#### [Prompt]
Report how many lines contain the word "this"; answer with the number only.

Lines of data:
>>>>

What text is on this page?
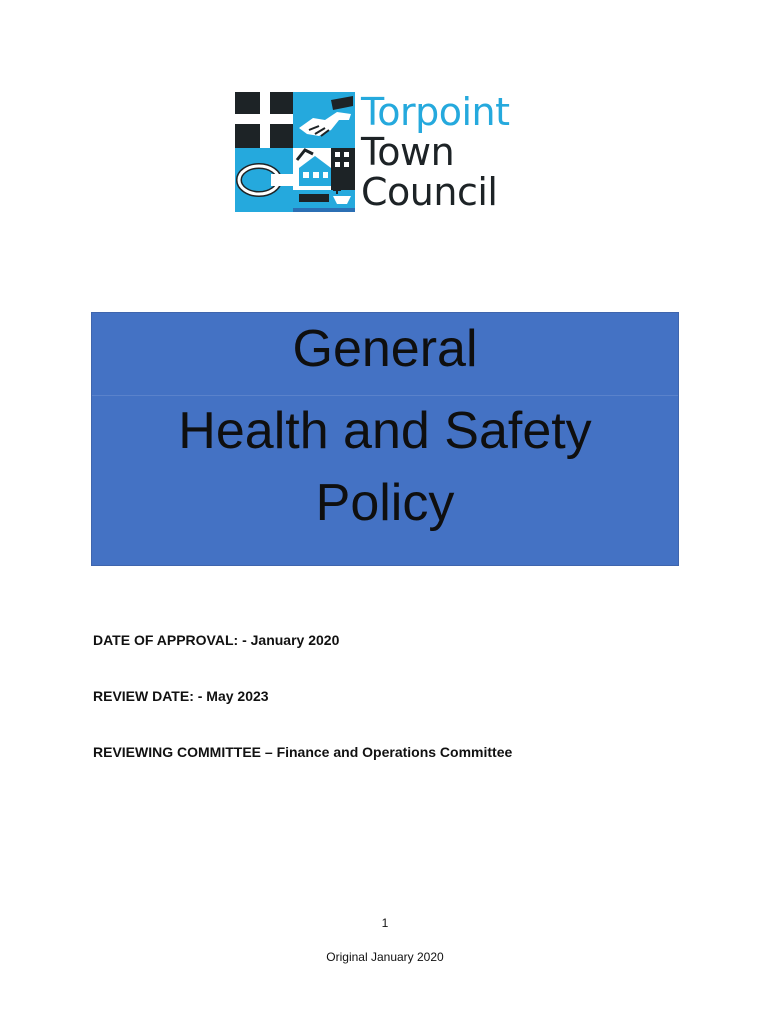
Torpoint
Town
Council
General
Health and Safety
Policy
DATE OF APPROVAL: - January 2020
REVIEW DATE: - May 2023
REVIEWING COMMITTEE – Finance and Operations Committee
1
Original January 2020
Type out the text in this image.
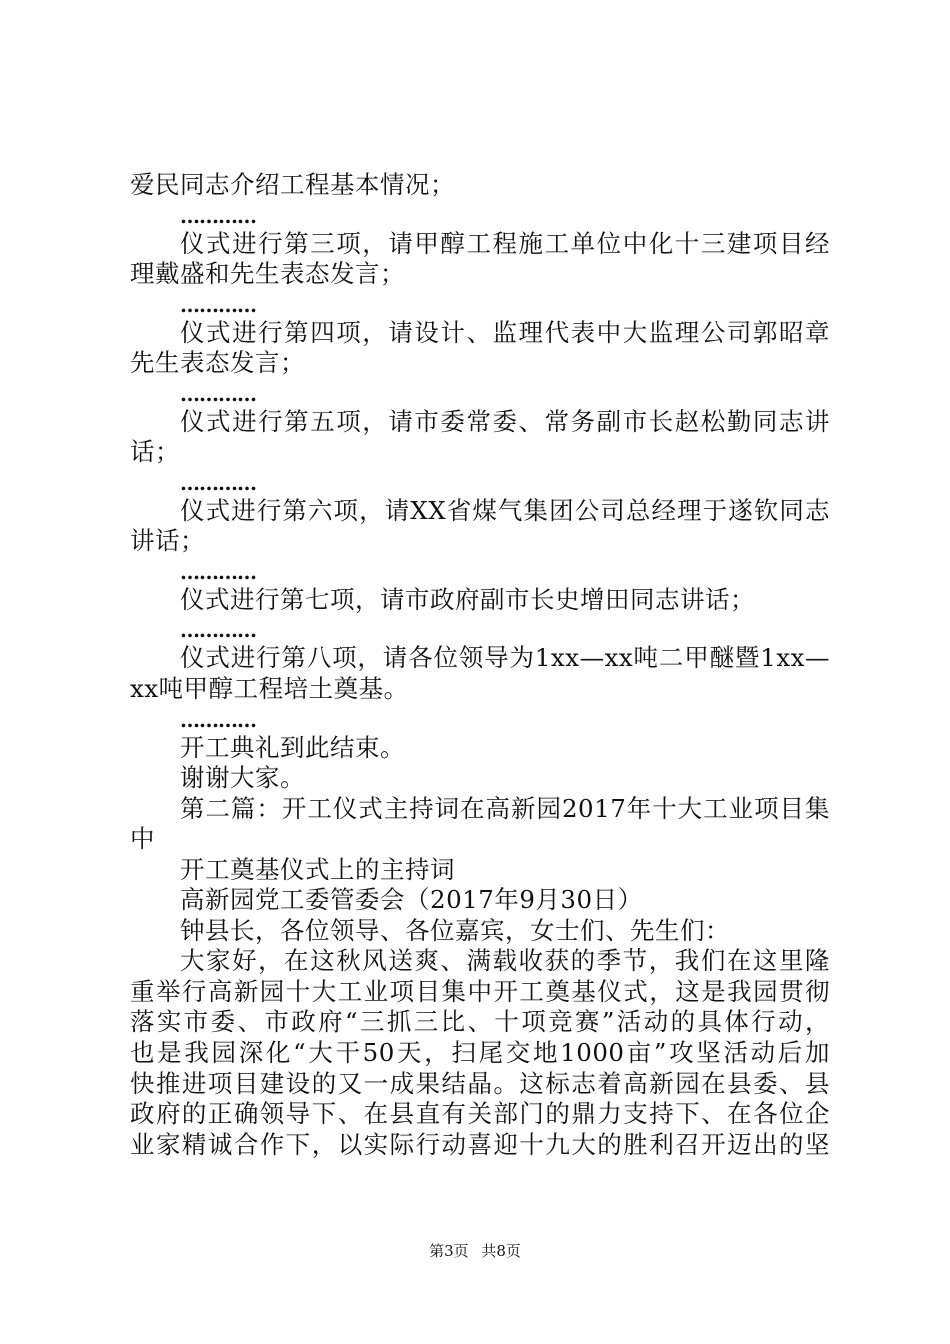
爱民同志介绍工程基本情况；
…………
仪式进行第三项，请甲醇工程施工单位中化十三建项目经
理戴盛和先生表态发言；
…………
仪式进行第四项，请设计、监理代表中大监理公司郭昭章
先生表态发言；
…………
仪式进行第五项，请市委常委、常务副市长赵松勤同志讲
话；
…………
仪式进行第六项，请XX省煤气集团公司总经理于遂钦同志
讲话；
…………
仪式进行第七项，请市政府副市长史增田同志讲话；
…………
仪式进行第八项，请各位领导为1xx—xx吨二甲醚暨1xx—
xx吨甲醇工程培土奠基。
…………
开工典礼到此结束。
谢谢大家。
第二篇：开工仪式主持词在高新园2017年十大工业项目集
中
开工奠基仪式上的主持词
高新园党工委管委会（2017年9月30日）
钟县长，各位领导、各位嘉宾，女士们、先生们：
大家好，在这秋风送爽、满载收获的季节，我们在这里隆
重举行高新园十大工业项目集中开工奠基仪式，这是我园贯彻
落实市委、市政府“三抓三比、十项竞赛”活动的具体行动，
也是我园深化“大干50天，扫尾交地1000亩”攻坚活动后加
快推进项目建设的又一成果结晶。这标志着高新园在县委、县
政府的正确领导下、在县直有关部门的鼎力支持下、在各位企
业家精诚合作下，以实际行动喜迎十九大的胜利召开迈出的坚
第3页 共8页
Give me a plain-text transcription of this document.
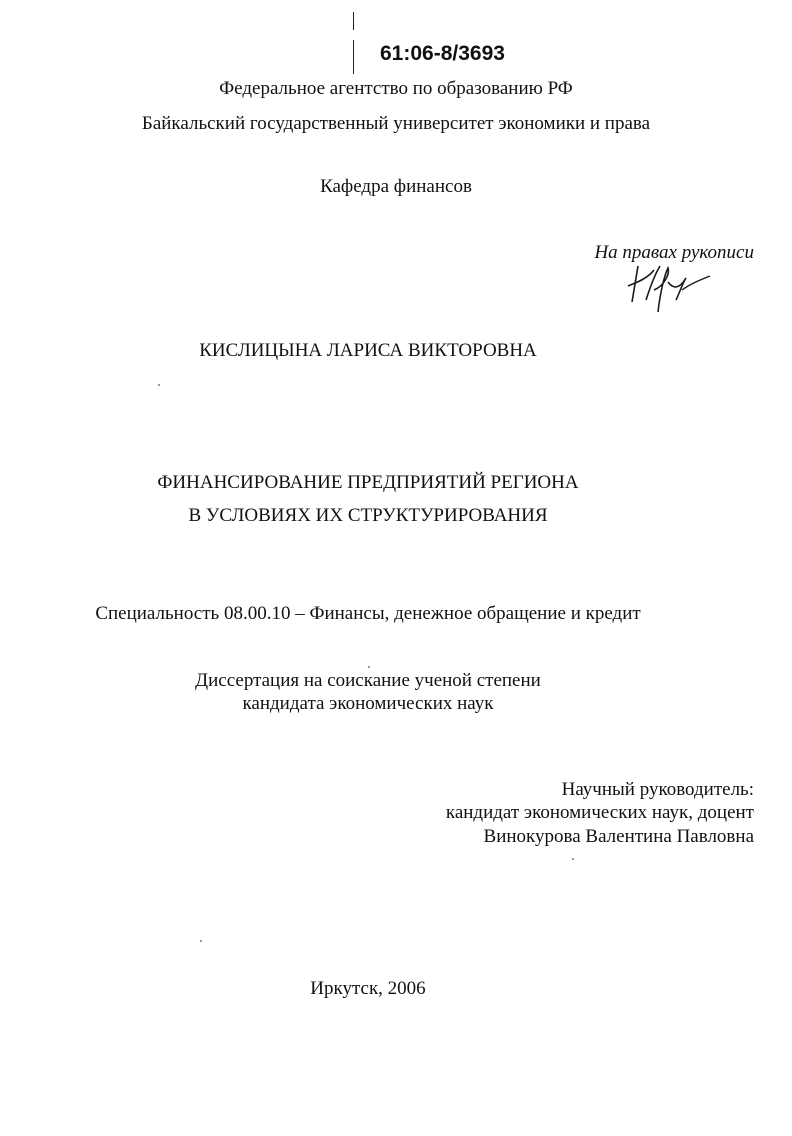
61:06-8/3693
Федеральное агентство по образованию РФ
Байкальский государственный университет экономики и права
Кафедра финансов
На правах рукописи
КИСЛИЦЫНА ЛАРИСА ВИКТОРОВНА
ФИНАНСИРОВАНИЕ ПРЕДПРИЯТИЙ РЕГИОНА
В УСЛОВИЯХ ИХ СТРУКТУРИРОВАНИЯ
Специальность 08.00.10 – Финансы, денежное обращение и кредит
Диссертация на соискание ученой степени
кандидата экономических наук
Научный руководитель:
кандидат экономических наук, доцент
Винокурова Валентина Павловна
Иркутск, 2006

<<<<

#### [Solution to the exercise]
3